* **The exercise**
Reproduce the records below in full and exactly, without their images.

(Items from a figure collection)
>> begin

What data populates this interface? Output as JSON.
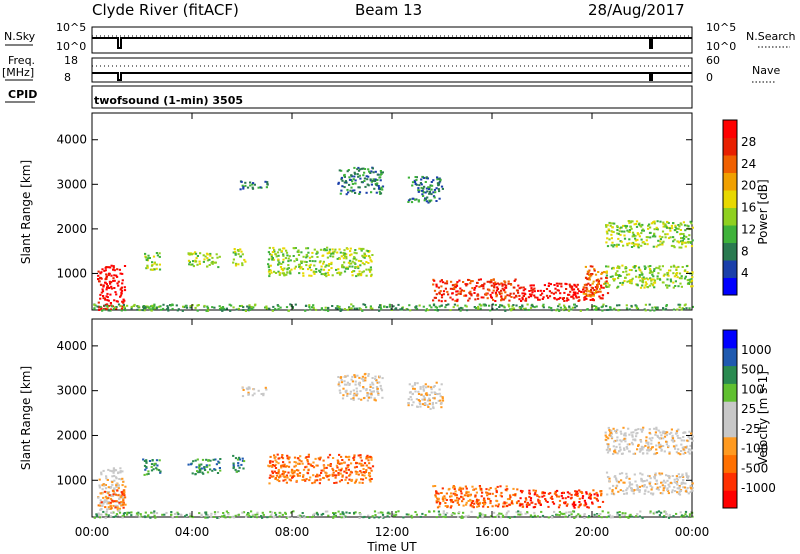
{
  "header": {
    "radar": "Clyde River (fitACF)",
    "beam": "Beam 13",
    "date": "28/Aug/2017"
  },
  "top_panels": {
    "nsky_label": "N.Sky",
    "nsky_ticks": [
      "10^5",
      "10^0"
    ],
    "nsearch_label": "N.Search",
    "nsearch_ticks": [
      "10^5",
      "10^0"
    ],
    "freq_label": "Freq.",
    "freq_unit": "[MHz]",
    "freq_ticks": [
      "18",
      "8"
    ],
    "nave_label": "Nave",
    "nave_ticks": [
      "60",
      "0"
    ],
    "cpid_label": "CPID",
    "cpid_text": "twofsound (1-min) 3505"
  },
  "chart_data": [
    {
      "type": "heatmap",
      "name": "power",
      "ylabel": "Slant Range [km]",
      "yticks": [
        "1000",
        "2000",
        "3000",
        "4000"
      ],
      "ylim": [
        180,
        4600
      ],
      "xlim": [
        0,
        24
      ],
      "colorbar_label": "Power [dB]",
      "colorbar_ticks": [
        "28",
        "24",
        "20",
        "16",
        "12",
        "8",
        "4"
      ],
      "colorbar_colors": [
        "#0000ff",
        "#1a3faa",
        "#2a7a50",
        "#3fb23a",
        "#8fd020",
        "#e8d800",
        "#f0a000",
        "#f06000",
        "#e82000",
        "#ff0000"
      ],
      "blobs": [
        {
          "t0": 0.2,
          "t1": 1.3,
          "r0": 200,
          "r1": 1200,
          "level": 9
        },
        {
          "t0": 1.8,
          "t1": 2.6,
          "r0": 200,
          "r1": 300,
          "level": 3
        },
        {
          "t0": 2.0,
          "t1": 2.7,
          "r0": 1100,
          "r1": 1500,
          "level": 4
        },
        {
          "t0": 3.8,
          "t1": 5.1,
          "r0": 1150,
          "r1": 1500,
          "level": 4
        },
        {
          "t0": 5.6,
          "t1": 6.1,
          "r0": 1200,
          "r1": 1600,
          "level": 4
        },
        {
          "t0": 7.0,
          "t1": 11.2,
          "r0": 950,
          "r1": 1600,
          "level": 4
        },
        {
          "t0": 5.9,
          "t1": 7.0,
          "r0": 2900,
          "r1": 3100,
          "level": 2
        },
        {
          "t0": 9.8,
          "t1": 11.6,
          "r0": 2800,
          "r1": 3400,
          "level": 2
        },
        {
          "t0": 12.6,
          "t1": 14.0,
          "r0": 2600,
          "r1": 3200,
          "level": 2
        },
        {
          "t0": 13.6,
          "t1": 17.0,
          "r0": 400,
          "r1": 900,
          "level": 8
        },
        {
          "t0": 17.0,
          "t1": 20.4,
          "r0": 400,
          "r1": 800,
          "level": 9
        },
        {
          "t0": 19.6,
          "t1": 20.6,
          "r0": 500,
          "r1": 1200,
          "level": 7
        },
        {
          "t0": 20.5,
          "t1": 24.0,
          "r0": 700,
          "r1": 1200,
          "level": 4
        },
        {
          "t0": 20.5,
          "t1": 24.0,
          "r0": 1600,
          "r1": 2200,
          "level": 4
        },
        {
          "t0": 0.0,
          "t1": 24.0,
          "r0": 180,
          "r1": 330,
          "level": 3
        }
      ]
    },
    {
      "type": "heatmap",
      "name": "velocity",
      "ylabel": "Slant Range [km]",
      "yticks": [
        "1000",
        "2000",
        "3000",
        "4000"
      ],
      "ylim": [
        180,
        4600
      ],
      "xlim": [
        0,
        24
      ],
      "xticks": [
        "00:00",
        "04:00",
        "08:00",
        "12:00",
        "16:00",
        "20:00",
        "00:00"
      ],
      "xlabel": "Time UT",
      "colorbar_label": "Velocity [m s-1]",
      "colorbar_ticks": [
        "1000",
        "500",
        "100",
        "25",
        "-25",
        "-100",
        "-500",
        "-1000"
      ],
      "colorbar_colors": [
        "#ff0000",
        "#ff3000",
        "#ff7000",
        "#ff9a20",
        "#c8c8c8",
        "#c8c8c8",
        "#60c030",
        "#2a8a50",
        "#1f5ab0",
        "#0000ff"
      ],
      "blobs": [
        {
          "t0": 0.2,
          "t1": 1.3,
          "r0": 200,
          "r1": 1300,
          "level": 4
        },
        {
          "t0": 0.2,
          "t1": 1.3,
          "r0": 400,
          "r1": 800,
          "level": 2
        },
        {
          "t0": 2.0,
          "t1": 2.7,
          "r0": 1100,
          "r1": 1500,
          "level": 7
        },
        {
          "t0": 3.8,
          "t1": 5.1,
          "r0": 1150,
          "r1": 1500,
          "level": 7
        },
        {
          "t0": 5.6,
          "t1": 6.1,
          "r0": 1200,
          "r1": 1600,
          "level": 7
        },
        {
          "t0": 7.0,
          "t1": 11.2,
          "r0": 950,
          "r1": 1600,
          "level": 2
        },
        {
          "t0": 5.9,
          "t1": 7.0,
          "r0": 2900,
          "r1": 3100,
          "level": 4
        },
        {
          "t0": 9.8,
          "t1": 11.6,
          "r0": 2800,
          "r1": 3400,
          "level": 4
        },
        {
          "t0": 12.6,
          "t1": 14.0,
          "r0": 2600,
          "r1": 3200,
          "level": 4
        },
        {
          "t0": 13.6,
          "t1": 17.0,
          "r0": 400,
          "r1": 900,
          "level": 2
        },
        {
          "t0": 17.0,
          "t1": 20.4,
          "r0": 400,
          "r1": 800,
          "level": 1
        },
        {
          "t0": 20.5,
          "t1": 24.0,
          "r0": 700,
          "r1": 1200,
          "level": 4
        },
        {
          "t0": 20.5,
          "t1": 24.0,
          "r0": 1600,
          "r1": 2200,
          "level": 4
        },
        {
          "t0": 0.0,
          "t1": 24.0,
          "r0": 180,
          "r1": 330,
          "level": 6
        }
      ]
    }
  ]
}
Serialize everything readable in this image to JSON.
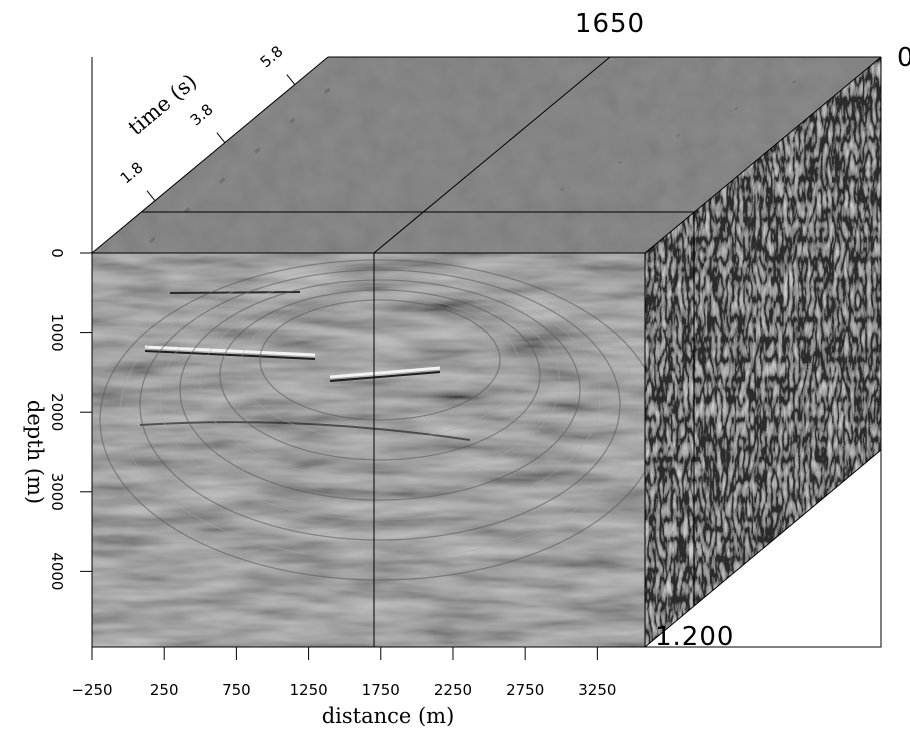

>> end

* **Exercise answer**
What data populates this interface? Output as JSON.
{
  "header": {
    "radar": "Clyde River (fitACF)",
    "beam": "Beam 13",
    "date": "28/Aug/2017"
  },
  "top_panels": {
    "nsky_label": "N.Sky",
    "nsky_ticks": [
      "10^5",
      "10^0"
    ],
    "nsearch_label": "N.Search",
    "nsearch_ticks": [
      "10^5",
      "10^0"
    ],
    "freq_label": "Freq.",
    "freq_unit": "[MHz]",
    "freq_ticks": [
      "18",
      "8"
    ],
    "nave_label": "Nave",
    "nave_ticks": [
      "60",
      "0"
    ],
    "cpid_label": "CPID",
    "cpid_text": "twofsound (1-min) 3505"
  },
  "chart_data": [
    {
      "type": "heatmap",
      "name": "power",
      "ylabel": "Slant Range [km]",
      "yticks": [
        "1000",
        "2000",
        "3000",
        "4000"
      ],
      "ylim": [
        180,
        4600
      ],
      "xlim": [
        0,
        24
      ],
      "colorbar_label": "Power [dB]",
      "colorbar_ticks": [
        "28",
        "24",
        "20",
        "16",
        "12",
        "8",
        "4"
      ],
      "colorbar_colors": [
        "#0000ff",
        "#1a3faa",
        "#2a7a50",
        "#3fb23a",
        "#8fd020",
        "#e8d800",
        "#f0a000",
        "#f06000",
        "#e82000",
        "#ff0000"
      ],
      "blobs": [
        {
          "t0": 0.2,
          "t1": 1.3,
          "r0": 200,
          "r1": 1200,
          "level": 9
        },
        {
          "t0": 1.8,
          "t1": 2.6,
          "r0": 200,
          "r1": 300,
          "level": 3
        },
        {
          "t0": 2.0,
          "t1": 2.7,
          "r0": 1100,
          "r1": 1500,
          "level": 4
        },
        {
          "t0": 3.8,
          "t1": 5.1,
          "r0": 1150,
          "r1": 1500,
          "level": 4
        },
        {
          "t0": 5.6,
          "t1": 6.1,
          "r0": 1200,
          "r1": 1600,
          "level": 4
        },
        {
          "t0": 7.0,
          "t1": 11.2,
          "r0": 950,
          "r1": 1600,
          "level": 4
        },
        {
          "t0": 5.9,
          "t1": 7.0,
          "r0": 2900,
          "r1": 3100,
          "level": 2
        },
        {
          "t0": 9.8,
          "t1": 11.6,
          "r0": 2800,
          "r1": 3400,
          "level": 2
        },
        {
          "t0": 12.6,
          "t1": 14.0,
          "r0": 2600,
          "r1": 3200,
          "level": 2
        },
        {
          "t0": 13.6,
          "t1": 17.0,
          "r0": 400,
          "r1": 900,
          "level": 8
        },
        {
          "t0": 17.0,
          "t1": 20.4,
          "r0": 400,
          "r1": 800,
          "level": 9
        },
        {
          "t0": 19.6,
          "t1": 20.6,
          "r0": 500,
          "r1": 1200,
          "level": 7
        },
        {
          "t0": 20.5,
          "t1": 24.0,
          "r0": 700,
          "r1": 1200,
          "level": 4
        },
        {
          "t0": 20.5,
          "t1": 24.0,
          "r0": 1600,
          "r1": 2200,
          "level": 4
        },
        {
          "t0": 0.0,
          "t1": 24.0,
          "r0": 180,
          "r1": 330,
          "level": 3
        }
      ]
    },
    {
      "type": "heatmap",
      "name": "velocity",
      "ylabel": "Slant Range [km]",
      "yticks": [
        "1000",
        "2000",
        "3000",
        "4000"
      ],
      "ylim": [
        180,
        4600
      ],
      "xlim": [
        0,
        24
      ],
      "xticks": [
        "00:00",
        "04:00",
        "08:00",
        "12:00",
        "16:00",
        "20:00",
        "00:00"
      ],
      "xlabel": "Time UT",
      "colorbar_label": "Velocity [m s-1]",
      "colorbar_ticks": [
        "1000",
        "500",
        "100",
        "25",
        "-25",
        "-100",
        "-500",
        "-1000"
      ],
      "colorbar_colors": [
        "#ff0000",
        "#ff3000",
        "#ff7000",
        "#ff9a20",
        "#c8c8c8",
        "#c8c8c8",
        "#60c030",
        "#2a8a50",
        "#1f5ab0",
        "#0000ff"
      ],
      "blobs": [
        {
          "t0": 0.2,
          "t1": 1.3,
          "r0": 200,
          "r1": 1300,
          "level": 4
        },
        {
          "t0": 0.2,
          "t1": 1.3,
          "r0": 400,
          "r1": 800,
          "level": 2
        },
        {
          "t0": 2.0,
          "t1": 2.7,
          "r0": 1100,
          "r1": 1500,
          "level": 7
        },
        {
          "t0": 3.8,
          "t1": 5.1,
          "r0": 1150,
          "r1": 1500,
          "level": 7
        },
        {
          "t0": 5.6,
          "t1": 6.1,
          "r0": 1200,
          "r1": 1600,
          "level": 7
        },
        {
          "t0": 7.0,
          "t1": 11.2,
          "r0": 950,
          "r1": 1600,
          "level": 2
        },
        {
          "t0": 5.9,
          "t1": 7.0,
          "r0": 2900,
          "r1": 3100,
          "level": 4
        },
        {
          "t0": 9.8,
          "t1": 11.6,
          "r0": 2800,
          "r1": 3400,
          "level": 4
        },
        {
          "t0": 12.6,
          "t1": 14.0,
          "r0": 2600,
          "r1": 3200,
          "level": 4
        },
        {
          "t0": 13.6,
          "t1": 17.0,
          "r0": 400,
          "r1": 900,
          "level": 2
        },
        {
          "t0": 17.0,
          "t1": 20.4,
          "r0": 400,
          "r1": 800,
          "level": 1
        },
        {
          "t0": 20.5,
          "t1": 24.0,
          "r0": 700,
          "r1": 1200,
          "level": 4
        },
        {
          "t0": 20.5,
          "t1": 24.0,
          "r0": 1600,
          "r1": 2200,
          "level": 4
        },
        {
          "t0": 0.0,
          "t1": 24.0,
          "r0": 180,
          "r1": 330,
          "level": 6
        }
      ]
    }
  ]
}
Serialize everything readable in this image to JSON.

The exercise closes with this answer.